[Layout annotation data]

☆ ☆ ☆ ☆ ☆ ☆ ☆

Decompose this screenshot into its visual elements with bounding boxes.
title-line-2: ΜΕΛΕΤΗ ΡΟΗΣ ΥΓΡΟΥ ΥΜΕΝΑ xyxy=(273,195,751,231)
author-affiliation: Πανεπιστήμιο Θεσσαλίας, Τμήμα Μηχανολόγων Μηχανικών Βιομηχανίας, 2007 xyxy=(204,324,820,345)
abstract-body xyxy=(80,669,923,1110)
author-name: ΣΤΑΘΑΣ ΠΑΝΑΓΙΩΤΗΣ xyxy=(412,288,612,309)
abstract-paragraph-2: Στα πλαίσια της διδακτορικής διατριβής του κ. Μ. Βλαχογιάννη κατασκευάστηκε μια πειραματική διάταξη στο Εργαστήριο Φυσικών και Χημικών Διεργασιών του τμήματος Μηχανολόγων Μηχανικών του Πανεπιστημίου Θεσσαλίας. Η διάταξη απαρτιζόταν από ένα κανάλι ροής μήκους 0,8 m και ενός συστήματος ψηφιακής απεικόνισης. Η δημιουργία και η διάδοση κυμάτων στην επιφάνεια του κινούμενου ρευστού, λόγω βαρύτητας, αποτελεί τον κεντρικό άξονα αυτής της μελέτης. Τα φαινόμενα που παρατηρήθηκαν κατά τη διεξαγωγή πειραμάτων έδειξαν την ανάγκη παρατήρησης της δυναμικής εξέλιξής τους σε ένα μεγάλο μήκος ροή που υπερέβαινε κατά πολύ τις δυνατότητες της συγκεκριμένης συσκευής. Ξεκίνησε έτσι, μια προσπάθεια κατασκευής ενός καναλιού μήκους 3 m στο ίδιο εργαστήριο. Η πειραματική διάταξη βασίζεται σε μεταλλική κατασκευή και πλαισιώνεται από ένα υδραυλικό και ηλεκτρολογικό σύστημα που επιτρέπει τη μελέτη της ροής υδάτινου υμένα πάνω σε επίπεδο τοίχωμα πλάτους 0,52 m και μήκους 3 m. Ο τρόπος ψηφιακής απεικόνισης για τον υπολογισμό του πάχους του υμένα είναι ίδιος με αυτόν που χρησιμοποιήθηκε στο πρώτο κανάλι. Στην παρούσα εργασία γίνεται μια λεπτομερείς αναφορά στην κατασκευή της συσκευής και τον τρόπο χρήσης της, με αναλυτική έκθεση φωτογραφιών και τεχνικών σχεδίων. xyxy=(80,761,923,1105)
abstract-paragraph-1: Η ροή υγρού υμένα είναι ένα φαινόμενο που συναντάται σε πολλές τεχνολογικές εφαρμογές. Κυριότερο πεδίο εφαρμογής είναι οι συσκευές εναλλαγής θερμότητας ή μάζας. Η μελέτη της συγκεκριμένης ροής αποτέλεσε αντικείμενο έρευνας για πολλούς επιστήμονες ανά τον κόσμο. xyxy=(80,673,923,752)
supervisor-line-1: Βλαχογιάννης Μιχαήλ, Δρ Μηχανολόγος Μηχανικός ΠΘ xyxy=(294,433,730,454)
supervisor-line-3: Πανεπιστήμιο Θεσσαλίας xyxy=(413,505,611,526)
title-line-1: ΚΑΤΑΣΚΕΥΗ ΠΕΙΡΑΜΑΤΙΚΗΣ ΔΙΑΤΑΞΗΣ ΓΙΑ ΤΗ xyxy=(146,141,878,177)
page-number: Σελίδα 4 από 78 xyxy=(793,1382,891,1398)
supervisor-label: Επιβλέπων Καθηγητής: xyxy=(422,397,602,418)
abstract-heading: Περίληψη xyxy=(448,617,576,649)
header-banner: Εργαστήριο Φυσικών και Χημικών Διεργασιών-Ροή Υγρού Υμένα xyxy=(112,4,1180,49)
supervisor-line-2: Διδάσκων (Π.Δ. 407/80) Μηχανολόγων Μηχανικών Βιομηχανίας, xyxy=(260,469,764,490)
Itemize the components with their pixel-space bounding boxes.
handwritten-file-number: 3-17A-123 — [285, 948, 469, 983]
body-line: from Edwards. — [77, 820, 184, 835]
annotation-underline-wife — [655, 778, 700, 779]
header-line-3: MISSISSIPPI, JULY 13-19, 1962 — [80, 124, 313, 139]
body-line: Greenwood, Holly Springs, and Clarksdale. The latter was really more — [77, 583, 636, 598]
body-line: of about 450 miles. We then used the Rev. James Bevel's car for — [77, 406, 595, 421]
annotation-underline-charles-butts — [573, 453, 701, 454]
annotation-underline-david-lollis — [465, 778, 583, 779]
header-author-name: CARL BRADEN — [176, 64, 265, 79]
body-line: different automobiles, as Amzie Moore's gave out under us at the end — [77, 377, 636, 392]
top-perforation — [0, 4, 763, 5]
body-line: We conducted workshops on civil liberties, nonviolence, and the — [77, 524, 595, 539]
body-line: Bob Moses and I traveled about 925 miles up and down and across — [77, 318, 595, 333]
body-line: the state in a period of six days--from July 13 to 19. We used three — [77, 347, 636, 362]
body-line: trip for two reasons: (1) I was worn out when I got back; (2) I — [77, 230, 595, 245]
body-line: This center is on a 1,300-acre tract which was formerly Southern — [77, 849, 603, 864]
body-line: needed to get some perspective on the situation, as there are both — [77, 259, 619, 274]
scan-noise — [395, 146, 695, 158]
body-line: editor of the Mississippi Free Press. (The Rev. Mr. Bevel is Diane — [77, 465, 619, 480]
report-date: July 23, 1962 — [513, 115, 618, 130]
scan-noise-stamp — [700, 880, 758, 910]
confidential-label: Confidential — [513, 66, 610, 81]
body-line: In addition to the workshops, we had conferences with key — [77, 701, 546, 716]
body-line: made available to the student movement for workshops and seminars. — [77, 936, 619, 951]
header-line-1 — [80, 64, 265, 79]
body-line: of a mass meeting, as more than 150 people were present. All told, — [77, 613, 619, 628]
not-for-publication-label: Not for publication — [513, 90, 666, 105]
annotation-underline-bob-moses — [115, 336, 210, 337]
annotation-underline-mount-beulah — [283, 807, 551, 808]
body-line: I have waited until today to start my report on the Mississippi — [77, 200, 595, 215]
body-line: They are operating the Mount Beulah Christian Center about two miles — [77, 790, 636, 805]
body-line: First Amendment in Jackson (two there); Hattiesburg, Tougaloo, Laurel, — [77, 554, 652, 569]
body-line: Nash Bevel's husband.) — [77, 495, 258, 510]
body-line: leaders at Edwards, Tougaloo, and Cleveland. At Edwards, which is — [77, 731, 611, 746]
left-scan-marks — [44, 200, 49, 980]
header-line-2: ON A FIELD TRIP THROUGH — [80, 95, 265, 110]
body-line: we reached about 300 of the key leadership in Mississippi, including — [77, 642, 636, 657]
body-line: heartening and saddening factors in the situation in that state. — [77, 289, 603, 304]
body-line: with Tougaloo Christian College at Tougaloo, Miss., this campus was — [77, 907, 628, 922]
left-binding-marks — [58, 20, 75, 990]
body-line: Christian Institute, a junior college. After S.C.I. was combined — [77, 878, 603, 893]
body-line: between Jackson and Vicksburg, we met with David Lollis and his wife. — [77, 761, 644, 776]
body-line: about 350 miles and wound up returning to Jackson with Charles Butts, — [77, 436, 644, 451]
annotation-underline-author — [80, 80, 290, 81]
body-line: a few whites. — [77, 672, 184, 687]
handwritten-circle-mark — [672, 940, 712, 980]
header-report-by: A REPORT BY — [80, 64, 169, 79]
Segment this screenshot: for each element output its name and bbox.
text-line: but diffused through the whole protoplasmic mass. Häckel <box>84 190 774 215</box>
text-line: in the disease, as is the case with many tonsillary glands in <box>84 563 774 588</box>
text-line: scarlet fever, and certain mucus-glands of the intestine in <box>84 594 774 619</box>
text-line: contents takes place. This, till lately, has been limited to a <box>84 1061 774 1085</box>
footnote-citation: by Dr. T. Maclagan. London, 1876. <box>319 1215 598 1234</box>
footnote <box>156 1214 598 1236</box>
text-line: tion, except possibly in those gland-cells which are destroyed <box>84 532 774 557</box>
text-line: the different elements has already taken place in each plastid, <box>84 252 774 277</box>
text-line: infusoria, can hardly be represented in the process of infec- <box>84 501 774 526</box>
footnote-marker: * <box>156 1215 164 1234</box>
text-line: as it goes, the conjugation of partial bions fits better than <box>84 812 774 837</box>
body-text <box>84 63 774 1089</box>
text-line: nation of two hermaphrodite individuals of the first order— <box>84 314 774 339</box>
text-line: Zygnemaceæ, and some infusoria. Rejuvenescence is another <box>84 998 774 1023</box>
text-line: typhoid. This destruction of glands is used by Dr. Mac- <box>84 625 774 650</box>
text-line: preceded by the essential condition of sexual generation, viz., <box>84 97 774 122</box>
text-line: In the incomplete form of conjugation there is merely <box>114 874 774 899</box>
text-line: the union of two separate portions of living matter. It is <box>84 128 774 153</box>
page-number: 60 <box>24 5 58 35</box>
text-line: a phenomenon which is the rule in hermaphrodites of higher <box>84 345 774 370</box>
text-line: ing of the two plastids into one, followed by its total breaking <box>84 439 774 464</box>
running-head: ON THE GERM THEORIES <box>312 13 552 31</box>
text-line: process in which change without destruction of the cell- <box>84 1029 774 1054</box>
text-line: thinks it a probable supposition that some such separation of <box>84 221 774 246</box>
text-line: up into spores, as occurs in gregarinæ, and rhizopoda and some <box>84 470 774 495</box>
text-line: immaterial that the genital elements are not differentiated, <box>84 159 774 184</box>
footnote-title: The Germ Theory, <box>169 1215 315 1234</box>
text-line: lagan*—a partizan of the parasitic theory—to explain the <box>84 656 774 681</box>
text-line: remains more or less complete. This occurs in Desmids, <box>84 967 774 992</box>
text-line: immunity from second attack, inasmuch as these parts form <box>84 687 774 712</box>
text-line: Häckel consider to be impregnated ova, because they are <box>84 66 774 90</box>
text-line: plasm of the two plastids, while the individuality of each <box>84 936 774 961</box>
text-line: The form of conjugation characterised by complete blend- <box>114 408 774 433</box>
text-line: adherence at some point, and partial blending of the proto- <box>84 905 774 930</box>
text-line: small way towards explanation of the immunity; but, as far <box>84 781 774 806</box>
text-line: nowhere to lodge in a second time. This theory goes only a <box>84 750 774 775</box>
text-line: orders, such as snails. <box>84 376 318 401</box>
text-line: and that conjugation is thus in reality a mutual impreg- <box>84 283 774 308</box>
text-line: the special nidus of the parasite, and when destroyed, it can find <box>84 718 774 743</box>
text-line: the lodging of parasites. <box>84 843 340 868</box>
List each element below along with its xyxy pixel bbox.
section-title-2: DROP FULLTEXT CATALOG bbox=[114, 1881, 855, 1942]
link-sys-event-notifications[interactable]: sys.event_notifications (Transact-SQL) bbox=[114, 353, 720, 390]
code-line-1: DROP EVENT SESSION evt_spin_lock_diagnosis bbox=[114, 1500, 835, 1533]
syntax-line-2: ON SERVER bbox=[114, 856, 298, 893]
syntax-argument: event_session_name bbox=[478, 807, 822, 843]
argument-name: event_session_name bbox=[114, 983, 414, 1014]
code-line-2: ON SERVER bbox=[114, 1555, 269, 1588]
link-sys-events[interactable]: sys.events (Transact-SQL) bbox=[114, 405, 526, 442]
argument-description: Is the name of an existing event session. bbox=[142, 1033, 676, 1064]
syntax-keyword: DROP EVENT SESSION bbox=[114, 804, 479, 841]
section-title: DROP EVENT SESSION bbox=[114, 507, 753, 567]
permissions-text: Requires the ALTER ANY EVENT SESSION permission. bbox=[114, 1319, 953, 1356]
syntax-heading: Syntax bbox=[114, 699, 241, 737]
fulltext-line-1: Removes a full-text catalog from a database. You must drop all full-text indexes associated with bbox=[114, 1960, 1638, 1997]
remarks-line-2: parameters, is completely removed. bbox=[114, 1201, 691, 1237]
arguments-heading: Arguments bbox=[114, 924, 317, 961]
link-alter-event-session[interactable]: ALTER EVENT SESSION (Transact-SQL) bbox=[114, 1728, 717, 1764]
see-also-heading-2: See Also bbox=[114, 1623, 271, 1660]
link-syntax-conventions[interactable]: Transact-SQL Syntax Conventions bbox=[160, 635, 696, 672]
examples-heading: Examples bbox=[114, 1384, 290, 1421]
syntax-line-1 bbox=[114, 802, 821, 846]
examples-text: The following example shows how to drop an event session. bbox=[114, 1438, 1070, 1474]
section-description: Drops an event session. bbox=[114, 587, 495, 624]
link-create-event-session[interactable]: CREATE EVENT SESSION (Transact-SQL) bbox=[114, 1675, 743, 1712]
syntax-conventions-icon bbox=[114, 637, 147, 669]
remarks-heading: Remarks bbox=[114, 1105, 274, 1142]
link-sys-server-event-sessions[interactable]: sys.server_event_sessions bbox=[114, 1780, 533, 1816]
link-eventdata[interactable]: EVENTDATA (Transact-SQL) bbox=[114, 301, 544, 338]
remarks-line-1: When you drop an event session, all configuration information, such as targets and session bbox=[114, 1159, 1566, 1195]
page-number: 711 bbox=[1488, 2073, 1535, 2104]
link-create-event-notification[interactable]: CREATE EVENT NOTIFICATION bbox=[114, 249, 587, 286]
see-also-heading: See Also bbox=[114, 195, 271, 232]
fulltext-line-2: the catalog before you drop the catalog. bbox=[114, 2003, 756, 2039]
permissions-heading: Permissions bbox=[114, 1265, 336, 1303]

☆ ☆ ☆ ☆ ☆ ☆ ☆

Required work: Copy out, word for word, the stretch of the records from the very first line through the line containing "author-name: ΣΤΑΘΑΣ ΠΑΝΑΓΙΩΤΗΣ".

Output for this task:
Decompose this screenshot into its visual elements with bounding boxes.
title-line-2: ΜΕΛΕΤΗ ΡΟΗΣ ΥΓΡΟΥ ΥΜΕΝΑ xyxy=(273,195,751,231)
author-affiliation: Πανεπιστήμιο Θεσσαλίας, Τμήμα Μηχανολόγων Μηχανικών Βιομηχανίας, 2007 xyxy=(204,324,820,345)
abstract-body xyxy=(80,669,923,1110)
author-name: ΣΤΑΘΑΣ ΠΑΝΑΓΙΩΤΗΣ xyxy=(412,288,612,309)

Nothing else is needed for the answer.